Written exercise: Present the following entries again, word for word and in full.

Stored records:
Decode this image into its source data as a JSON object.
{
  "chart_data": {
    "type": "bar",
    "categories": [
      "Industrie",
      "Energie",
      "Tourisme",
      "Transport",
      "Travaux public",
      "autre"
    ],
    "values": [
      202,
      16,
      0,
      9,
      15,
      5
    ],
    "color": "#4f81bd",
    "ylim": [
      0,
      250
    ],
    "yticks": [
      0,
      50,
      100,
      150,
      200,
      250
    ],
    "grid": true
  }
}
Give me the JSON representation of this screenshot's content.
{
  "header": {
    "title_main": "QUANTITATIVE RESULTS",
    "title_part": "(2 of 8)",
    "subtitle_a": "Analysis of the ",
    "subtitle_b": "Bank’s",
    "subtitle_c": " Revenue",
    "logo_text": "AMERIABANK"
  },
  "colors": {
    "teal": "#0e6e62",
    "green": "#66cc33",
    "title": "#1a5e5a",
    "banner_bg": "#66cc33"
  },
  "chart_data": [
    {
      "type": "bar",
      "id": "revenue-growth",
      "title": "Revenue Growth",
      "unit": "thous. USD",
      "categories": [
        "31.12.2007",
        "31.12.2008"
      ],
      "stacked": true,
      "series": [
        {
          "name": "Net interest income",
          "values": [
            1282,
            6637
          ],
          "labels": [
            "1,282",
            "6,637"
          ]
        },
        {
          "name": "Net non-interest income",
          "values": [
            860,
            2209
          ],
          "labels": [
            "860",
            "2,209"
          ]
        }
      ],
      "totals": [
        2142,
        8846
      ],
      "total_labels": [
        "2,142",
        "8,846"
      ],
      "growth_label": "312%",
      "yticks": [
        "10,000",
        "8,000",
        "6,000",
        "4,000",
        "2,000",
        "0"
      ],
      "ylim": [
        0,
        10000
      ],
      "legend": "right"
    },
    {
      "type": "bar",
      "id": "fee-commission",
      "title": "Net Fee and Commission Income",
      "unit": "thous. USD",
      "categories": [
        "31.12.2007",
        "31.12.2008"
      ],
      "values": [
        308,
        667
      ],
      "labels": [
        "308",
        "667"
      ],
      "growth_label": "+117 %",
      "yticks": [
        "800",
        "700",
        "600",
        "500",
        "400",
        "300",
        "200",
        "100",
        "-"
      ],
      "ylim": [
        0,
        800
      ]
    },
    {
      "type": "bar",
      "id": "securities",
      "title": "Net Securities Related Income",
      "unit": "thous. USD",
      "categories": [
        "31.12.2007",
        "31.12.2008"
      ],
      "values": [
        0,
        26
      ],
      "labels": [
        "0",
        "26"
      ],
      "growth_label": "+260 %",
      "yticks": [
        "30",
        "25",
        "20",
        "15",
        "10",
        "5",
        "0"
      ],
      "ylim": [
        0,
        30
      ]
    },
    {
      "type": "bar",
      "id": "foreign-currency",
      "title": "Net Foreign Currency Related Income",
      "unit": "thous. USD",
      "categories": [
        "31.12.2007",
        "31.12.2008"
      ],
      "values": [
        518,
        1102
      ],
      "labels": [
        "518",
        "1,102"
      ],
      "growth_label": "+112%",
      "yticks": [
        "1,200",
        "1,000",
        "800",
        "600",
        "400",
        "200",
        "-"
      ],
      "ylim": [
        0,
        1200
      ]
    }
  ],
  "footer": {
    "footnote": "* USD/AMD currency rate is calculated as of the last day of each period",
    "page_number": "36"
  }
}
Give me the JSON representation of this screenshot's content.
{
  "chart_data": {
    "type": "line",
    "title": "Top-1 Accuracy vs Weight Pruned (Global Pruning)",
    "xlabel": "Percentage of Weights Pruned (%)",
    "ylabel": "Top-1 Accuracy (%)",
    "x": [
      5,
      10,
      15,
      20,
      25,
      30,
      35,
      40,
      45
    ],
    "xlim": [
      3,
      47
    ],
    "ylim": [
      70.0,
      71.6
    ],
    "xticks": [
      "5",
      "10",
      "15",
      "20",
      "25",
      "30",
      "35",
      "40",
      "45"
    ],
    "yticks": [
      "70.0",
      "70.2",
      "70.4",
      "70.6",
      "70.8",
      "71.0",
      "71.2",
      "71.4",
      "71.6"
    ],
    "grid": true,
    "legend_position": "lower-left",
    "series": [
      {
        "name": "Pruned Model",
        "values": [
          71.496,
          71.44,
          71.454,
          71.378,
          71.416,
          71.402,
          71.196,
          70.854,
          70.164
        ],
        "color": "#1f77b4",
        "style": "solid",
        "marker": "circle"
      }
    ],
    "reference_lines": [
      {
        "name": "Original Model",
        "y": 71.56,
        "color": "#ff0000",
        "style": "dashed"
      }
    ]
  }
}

Solution to this task:
Decode this image into its source data as a JSON object.
{
  "chart_data": {
    "type": "bar",
    "categories": [
      "Industrie",
      "Energie",
      "Tourisme",
      "Transport",
      "Travaux public",
      "autre"
    ],
    "values": [
      202,
      16,
      0,
      9,
      15,
      5
    ],
    "color": "#4f81bd",
    "ylim": [
      0,
      250
    ],
    "yticks": [
      0,
      50,
      100,
      150,
      200,
      250
    ],
    "grid": true
  }
}
Give me the JSON representation of this screenshot's content.
{
  "header": {
    "title_main": "QUANTITATIVE RESULTS",
    "title_part": "(2 of 8)",
    "subtitle_a": "Analysis of the ",
    "subtitle_b": "Bank’s",
    "subtitle_c": " Revenue",
    "logo_text": "AMERIABANK"
  },
  "colors": {
    "teal": "#0e6e62",
    "green": "#66cc33",
    "title": "#1a5e5a",
    "banner_bg": "#66cc33"
  },
  "chart_data": [
    {
      "type": "bar",
      "id": "revenue-growth",
      "title": "Revenue Growth",
      "unit": "thous. USD",
      "categories": [
        "31.12.2007",
        "31.12.2008"
      ],
      "stacked": true,
      "series": [
        {
          "name": "Net interest income",
          "values": [
            1282,
            6637
          ],
          "labels": [
            "1,282",
            "6,637"
          ]
        },
        {
          "name": "Net non-interest income",
          "values": [
            860,
            2209
          ],
          "labels": [
            "860",
            "2,209"
          ]
        }
      ],
      "totals": [
        2142,
        8846
      ],
      "total_labels": [
        "2,142",
        "8,846"
      ],
      "growth_label": "312%",
      "yticks": [
        "10,000",
        "8,000",
        "6,000",
        "4,000",
        "2,000",
        "0"
      ],
      "ylim": [
        0,
        10000
      ],
      "legend": "right"
    },
    {
      "type": "bar",
      "id": "fee-commission",
      "title": "Net Fee and Commission Income",
      "unit": "thous. USD",
      "categories": [
        "31.12.2007",
        "31.12.2008"
      ],
      "values": [
        308,
        667
      ],
      "labels": [
        "308",
        "667"
      ],
      "growth_label": "+117 %",
      "yticks": [
        "800",
        "700",
        "600",
        "500",
        "400",
        "300",
        "200",
        "100",
        "-"
      ],
      "ylim": [
        0,
        800
      ]
    },
    {
      "type": "bar",
      "id": "securities",
      "title": "Net Securities Related Income",
      "unit": "thous. USD",
      "categories": [
        "31.12.2007",
        "31.12.2008"
      ],
      "values": [
        0,
        26
      ],
      "labels": [
        "0",
        "26"
      ],
      "growth_label": "+260 %",
      "yticks": [
        "30",
        "25",
        "20",
        "15",
        "10",
        "5",
        "0"
      ],
      "ylim": [
        0,
        30
      ]
    },
    {
      "type": "bar",
      "id": "foreign-currency",
      "title": "Net Foreign Currency Related Income",
      "unit": "thous. USD",
      "categories": [
        "31.12.2007",
        "31.12.2008"
      ],
      "values": [
        518,
        1102
      ],
      "labels": [
        "518",
        "1,102"
      ],
      "growth_label": "+112%",
      "yticks": [
        "1,200",
        "1,000",
        "800",
        "600",
        "400",
        "200",
        "-"
      ],
      "ylim": [
        0,
        1200
      ]
    }
  ],
  "footer": {
    "footnote": "* USD/AMD currency rate is calculated as of the last day of each period",
    "page_number": "36"
  }
}
Give me the JSON representation of this screenshot's content.
{
  "chart_data": {
    "type": "line",
    "title": "Top-1 Accuracy vs Weight Pruned (Global Pruning)",
    "xlabel": "Percentage of Weights Pruned (%)",
    "ylabel": "Top-1 Accuracy (%)",
    "x": [
      5,
      10,
      15,
      20,
      25,
      30,
      35,
      40,
      45
    ],
    "xlim": [
      3,
      47
    ],
    "ylim": [
      70.0,
      71.6
    ],
    "xticks": [
      "5",
      "10",
      "15",
      "20",
      "25",
      "30",
      "35",
      "40",
      "45"
    ],
    "yticks": [
      "70.0",
      "70.2",
      "70.4",
      "70.6",
      "70.8",
      "71.0",
      "71.2",
      "71.4",
      "71.6"
    ],
    "grid": true,
    "legend_position": "lower-left",
    "series": [
      {
        "name": "Pruned Model",
        "values": [
          71.496,
          71.44,
          71.454,
          71.378,
          71.416,
          71.402,
          71.196,
          70.854,
          70.164
        ],
        "color": "#1f77b4",
        "style": "solid",
        "marker": "circle"
      }
    ],
    "reference_lines": [
      {
        "name": "Original Model",
        "y": 71.56,
        "color": "#ff0000",
        "style": "dashed"
      }
    ]
  }
}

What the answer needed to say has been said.